── MATERIAL PROVIDED ──

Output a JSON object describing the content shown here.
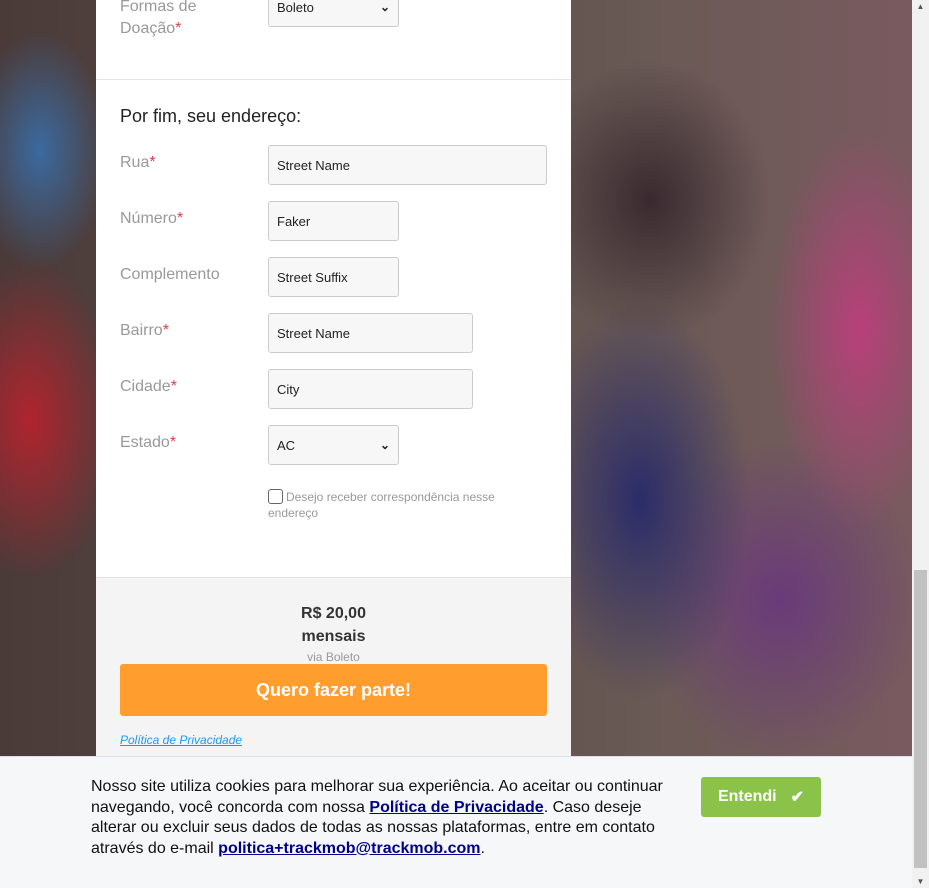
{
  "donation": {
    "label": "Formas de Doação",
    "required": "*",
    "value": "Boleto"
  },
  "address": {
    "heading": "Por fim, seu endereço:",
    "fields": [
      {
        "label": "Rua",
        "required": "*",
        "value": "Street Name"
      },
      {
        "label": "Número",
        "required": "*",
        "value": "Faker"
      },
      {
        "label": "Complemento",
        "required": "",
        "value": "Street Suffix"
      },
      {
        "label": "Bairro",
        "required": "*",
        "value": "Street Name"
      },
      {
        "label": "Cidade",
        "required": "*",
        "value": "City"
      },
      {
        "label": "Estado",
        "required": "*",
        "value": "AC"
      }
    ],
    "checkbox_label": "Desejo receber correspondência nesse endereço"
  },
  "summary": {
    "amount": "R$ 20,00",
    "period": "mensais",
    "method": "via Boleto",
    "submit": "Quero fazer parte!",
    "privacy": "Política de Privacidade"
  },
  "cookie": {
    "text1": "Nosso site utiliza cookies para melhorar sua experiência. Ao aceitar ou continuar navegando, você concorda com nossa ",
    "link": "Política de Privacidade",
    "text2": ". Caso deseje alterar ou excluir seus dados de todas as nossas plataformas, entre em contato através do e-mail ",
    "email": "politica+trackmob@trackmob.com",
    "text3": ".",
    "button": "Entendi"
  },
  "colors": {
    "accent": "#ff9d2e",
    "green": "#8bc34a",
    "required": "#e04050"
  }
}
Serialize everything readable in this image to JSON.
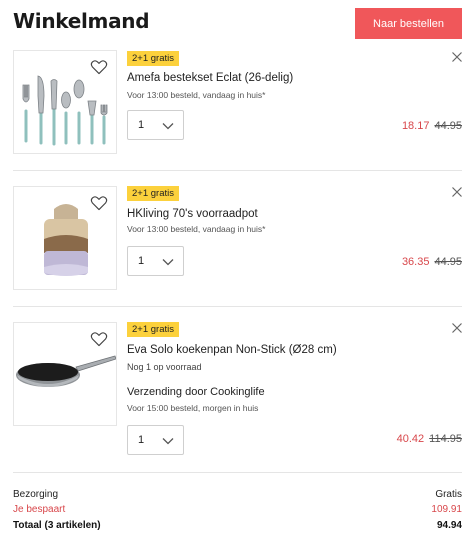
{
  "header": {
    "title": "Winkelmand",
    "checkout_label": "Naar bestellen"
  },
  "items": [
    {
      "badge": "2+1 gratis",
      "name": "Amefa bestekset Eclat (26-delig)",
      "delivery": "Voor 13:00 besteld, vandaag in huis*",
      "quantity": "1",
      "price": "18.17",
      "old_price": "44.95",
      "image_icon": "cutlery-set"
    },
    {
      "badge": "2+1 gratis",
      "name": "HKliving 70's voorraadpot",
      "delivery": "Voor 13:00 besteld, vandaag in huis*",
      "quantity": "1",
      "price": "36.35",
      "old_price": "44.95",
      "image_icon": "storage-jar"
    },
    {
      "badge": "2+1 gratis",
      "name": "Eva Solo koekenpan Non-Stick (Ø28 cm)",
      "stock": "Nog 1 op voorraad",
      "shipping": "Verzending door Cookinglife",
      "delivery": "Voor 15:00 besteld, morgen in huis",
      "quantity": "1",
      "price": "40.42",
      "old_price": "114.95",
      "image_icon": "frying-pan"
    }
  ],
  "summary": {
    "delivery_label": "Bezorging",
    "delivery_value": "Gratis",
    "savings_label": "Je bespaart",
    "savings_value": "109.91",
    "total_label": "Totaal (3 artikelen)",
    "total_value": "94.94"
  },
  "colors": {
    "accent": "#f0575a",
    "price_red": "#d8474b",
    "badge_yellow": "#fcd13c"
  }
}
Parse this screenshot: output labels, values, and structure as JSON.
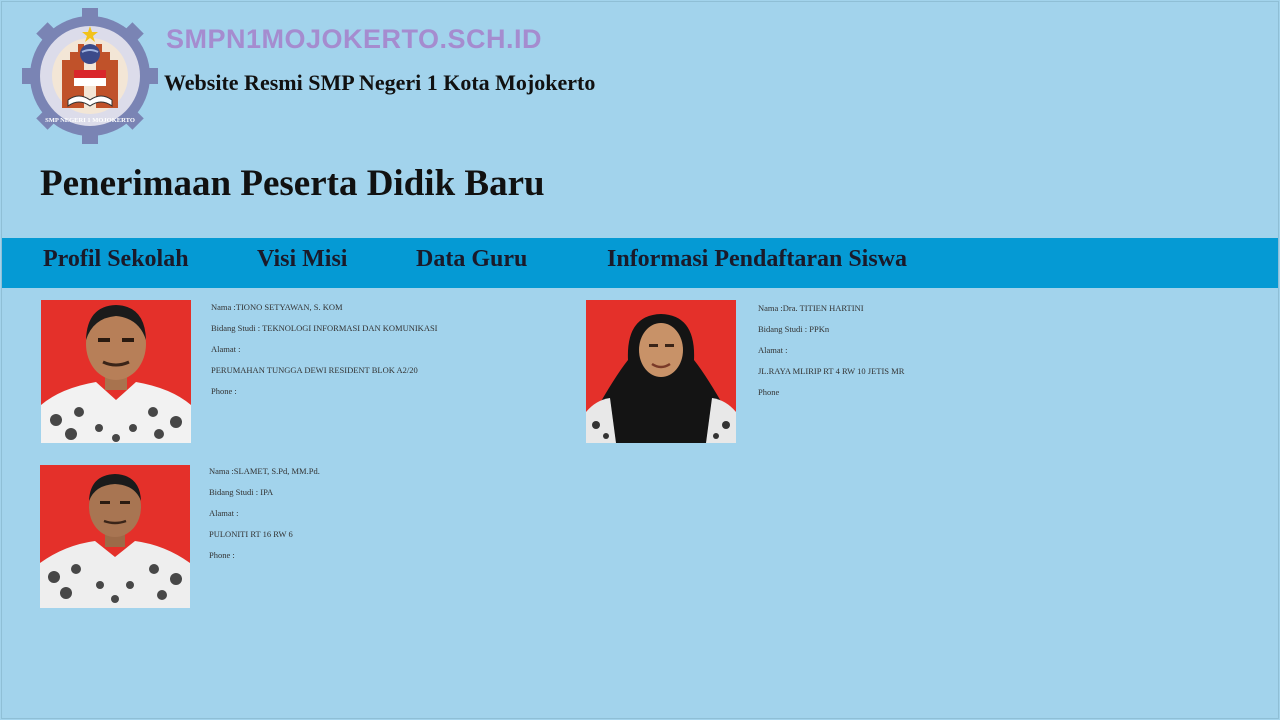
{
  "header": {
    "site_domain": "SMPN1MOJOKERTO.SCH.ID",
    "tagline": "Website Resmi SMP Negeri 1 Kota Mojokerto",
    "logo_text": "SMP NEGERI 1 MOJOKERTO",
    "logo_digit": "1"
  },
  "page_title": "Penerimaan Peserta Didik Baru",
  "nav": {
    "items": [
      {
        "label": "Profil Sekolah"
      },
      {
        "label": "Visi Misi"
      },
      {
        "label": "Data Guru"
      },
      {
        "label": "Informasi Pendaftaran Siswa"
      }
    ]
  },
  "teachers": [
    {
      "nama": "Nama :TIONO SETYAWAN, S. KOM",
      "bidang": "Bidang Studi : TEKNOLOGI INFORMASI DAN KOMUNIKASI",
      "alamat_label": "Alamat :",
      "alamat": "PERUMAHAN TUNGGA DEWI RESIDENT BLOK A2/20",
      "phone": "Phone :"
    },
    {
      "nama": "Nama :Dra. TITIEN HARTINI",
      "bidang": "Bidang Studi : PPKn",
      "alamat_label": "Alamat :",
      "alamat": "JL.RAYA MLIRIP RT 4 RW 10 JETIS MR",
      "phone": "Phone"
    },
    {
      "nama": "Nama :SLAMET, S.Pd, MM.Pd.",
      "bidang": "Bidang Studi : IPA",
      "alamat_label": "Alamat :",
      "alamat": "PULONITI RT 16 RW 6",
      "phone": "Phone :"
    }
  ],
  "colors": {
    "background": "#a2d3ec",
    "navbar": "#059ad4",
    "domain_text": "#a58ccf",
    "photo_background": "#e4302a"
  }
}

───

#### DO THIS:
Return, from the data, each line that has the word "Política" in it.

#### RESULT OF THE EXERCISE:
    "privacy": "Política de Privacidade"
    "link": "Política de Privacidade",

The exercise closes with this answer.